---- Data to process

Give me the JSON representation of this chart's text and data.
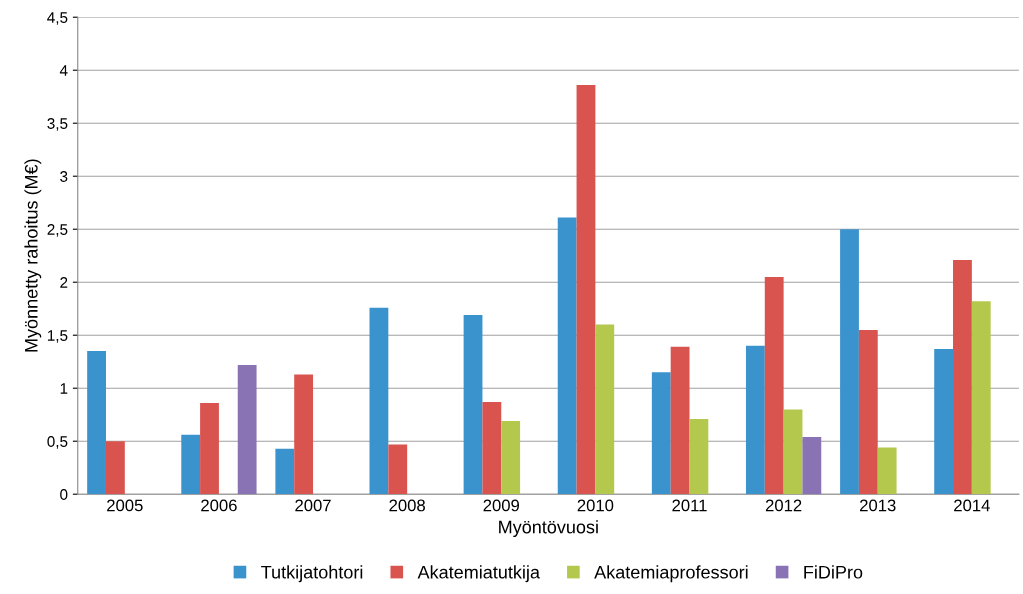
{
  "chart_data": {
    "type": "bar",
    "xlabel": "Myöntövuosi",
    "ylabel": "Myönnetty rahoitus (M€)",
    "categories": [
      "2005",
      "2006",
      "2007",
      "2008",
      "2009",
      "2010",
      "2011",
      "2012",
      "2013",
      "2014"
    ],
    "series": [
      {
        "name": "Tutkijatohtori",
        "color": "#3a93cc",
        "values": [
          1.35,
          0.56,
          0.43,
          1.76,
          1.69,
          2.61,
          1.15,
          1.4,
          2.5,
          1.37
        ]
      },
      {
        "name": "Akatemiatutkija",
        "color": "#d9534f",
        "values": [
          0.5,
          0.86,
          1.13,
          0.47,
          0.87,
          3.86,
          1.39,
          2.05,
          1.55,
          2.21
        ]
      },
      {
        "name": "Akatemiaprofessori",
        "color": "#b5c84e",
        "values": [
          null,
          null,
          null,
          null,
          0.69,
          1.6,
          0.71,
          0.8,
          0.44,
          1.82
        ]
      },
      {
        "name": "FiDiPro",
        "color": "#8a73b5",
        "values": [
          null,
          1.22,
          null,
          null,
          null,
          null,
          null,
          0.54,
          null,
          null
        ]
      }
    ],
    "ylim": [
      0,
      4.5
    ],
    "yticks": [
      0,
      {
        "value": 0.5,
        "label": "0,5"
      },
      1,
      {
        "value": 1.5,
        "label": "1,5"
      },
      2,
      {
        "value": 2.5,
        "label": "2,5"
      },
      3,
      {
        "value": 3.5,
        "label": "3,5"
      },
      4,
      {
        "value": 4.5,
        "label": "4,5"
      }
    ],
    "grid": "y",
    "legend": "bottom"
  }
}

--------

_Task brief_: Write out the whole listing exactly, and drop the pictures.

_Solution to this exercise_:
Give me the JSON representation of this chart's text and data.
{
  "chart_data": {
    "type": "bar",
    "xlabel": "Myöntövuosi",
    "ylabel": "Myönnetty rahoitus (M€)",
    "categories": [
      "2005",
      "2006",
      "2007",
      "2008",
      "2009",
      "2010",
      "2011",
      "2012",
      "2013",
      "2014"
    ],
    "series": [
      {
        "name": "Tutkijatohtori",
        "color": "#3a93cc",
        "values": [
          1.35,
          0.56,
          0.43,
          1.76,
          1.69,
          2.61,
          1.15,
          1.4,
          2.5,
          1.37
        ]
      },
      {
        "name": "Akatemiatutkija",
        "color": "#d9534f",
        "values": [
          0.5,
          0.86,
          1.13,
          0.47,
          0.87,
          3.86,
          1.39,
          2.05,
          1.55,
          2.21
        ]
      },
      {
        "name": "Akatemiaprofessori",
        "color": "#b5c84e",
        "values": [
          null,
          null,
          null,
          null,
          0.69,
          1.6,
          0.71,
          0.8,
          0.44,
          1.82
        ]
      },
      {
        "name": "FiDiPro",
        "color": "#8a73b5",
        "values": [
          null,
          1.22,
          null,
          null,
          null,
          null,
          null,
          0.54,
          null,
          null
        ]
      }
    ],
    "ylim": [
      0,
      4.5
    ],
    "yticks": [
      0,
      {
        "value": 0.5,
        "label": "0,5"
      },
      1,
      {
        "value": 1.5,
        "label": "1,5"
      },
      2,
      {
        "value": 2.5,
        "label": "2,5"
      },
      3,
      {
        "value": 3.5,
        "label": "3,5"
      },
      4,
      {
        "value": 4.5,
        "label": "4,5"
      }
    ],
    "grid": "y",
    "legend": "bottom"
  }
}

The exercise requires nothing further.